═════ ENTRIES SHOWN
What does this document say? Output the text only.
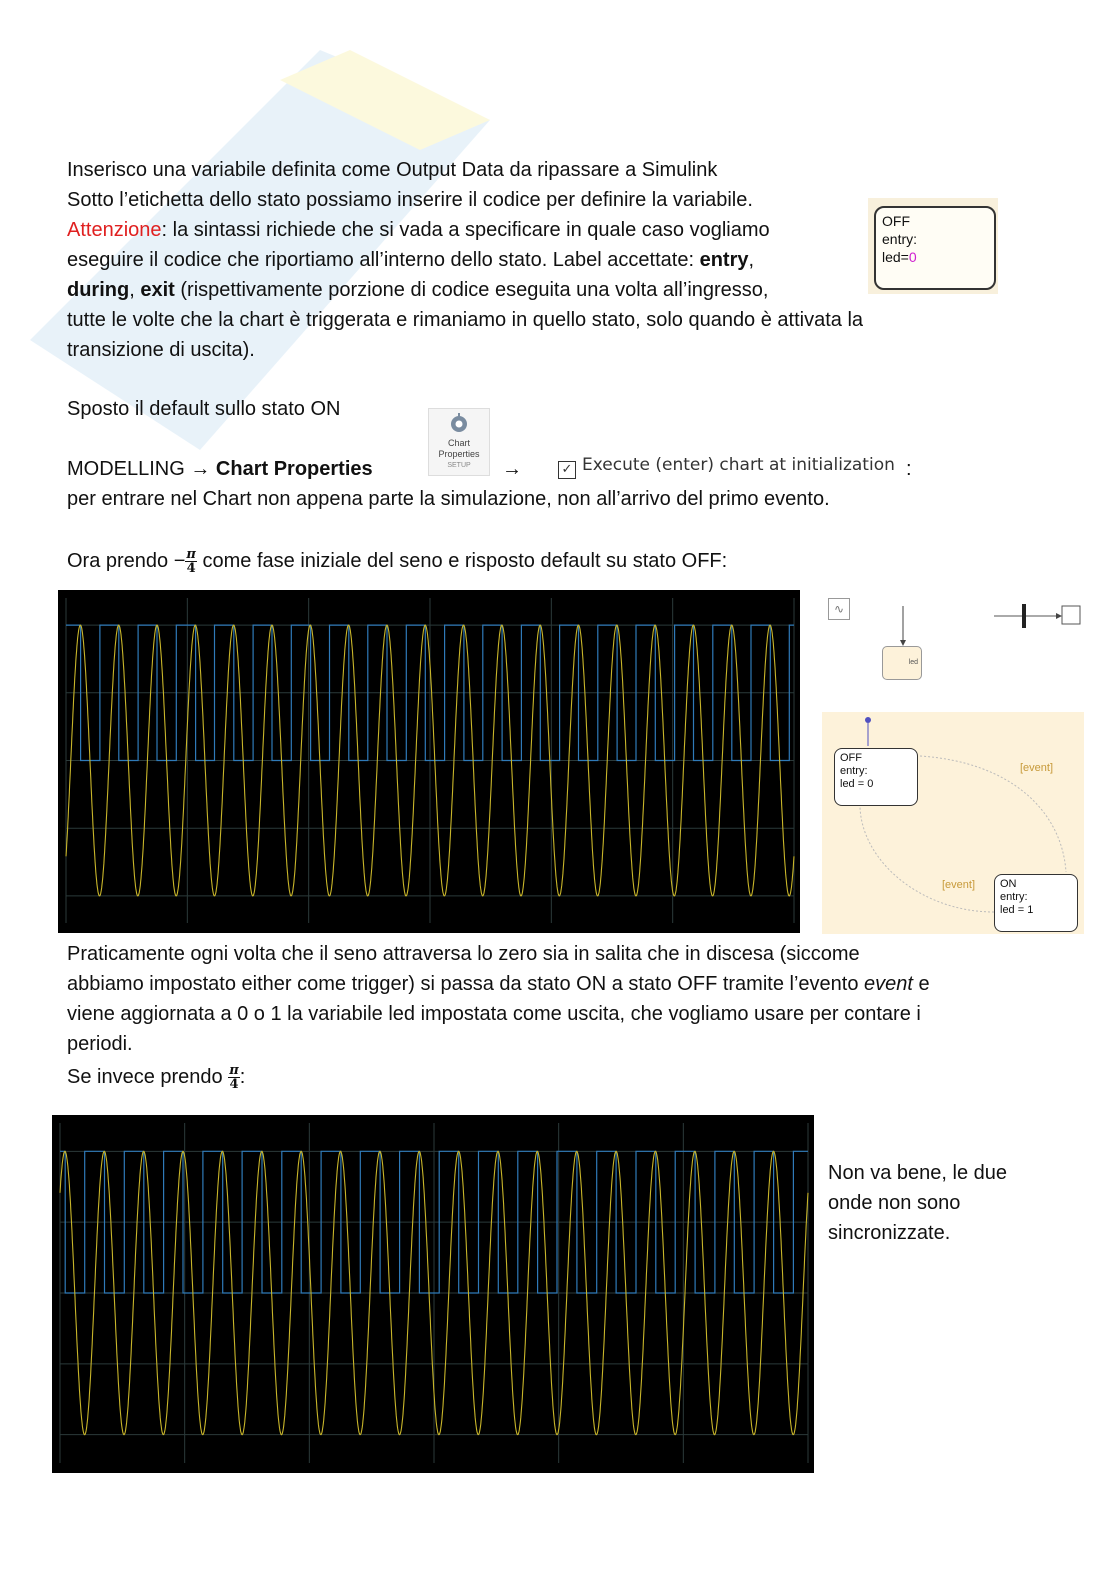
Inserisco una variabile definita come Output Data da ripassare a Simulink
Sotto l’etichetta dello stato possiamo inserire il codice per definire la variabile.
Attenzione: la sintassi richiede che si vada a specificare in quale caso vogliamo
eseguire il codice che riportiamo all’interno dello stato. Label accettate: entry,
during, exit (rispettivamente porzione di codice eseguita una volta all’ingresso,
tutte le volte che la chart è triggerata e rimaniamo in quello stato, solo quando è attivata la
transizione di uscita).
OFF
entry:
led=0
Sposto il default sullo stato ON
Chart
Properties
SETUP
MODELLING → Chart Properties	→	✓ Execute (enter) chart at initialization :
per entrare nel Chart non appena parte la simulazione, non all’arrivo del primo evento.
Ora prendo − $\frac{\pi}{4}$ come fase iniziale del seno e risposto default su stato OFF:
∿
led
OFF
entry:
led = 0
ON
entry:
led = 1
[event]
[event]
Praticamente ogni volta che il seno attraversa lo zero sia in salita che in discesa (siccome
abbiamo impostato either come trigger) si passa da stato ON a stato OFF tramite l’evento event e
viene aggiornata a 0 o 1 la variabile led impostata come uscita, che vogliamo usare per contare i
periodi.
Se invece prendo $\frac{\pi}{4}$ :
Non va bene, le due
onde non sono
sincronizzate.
══════════
*EXERCISE*.
Find the lines above that include the string "codice" and copy them.

*FINISHED ANSWER*.
Sotto l’etichetta dello stato possiamo inserire il codice per definire la variabile.
eseguire il codice che riportiamo all’interno dello stato. Label accettate: entry,
during, exit (rispettivamente porzione di codice eseguita una volta all’ingresso,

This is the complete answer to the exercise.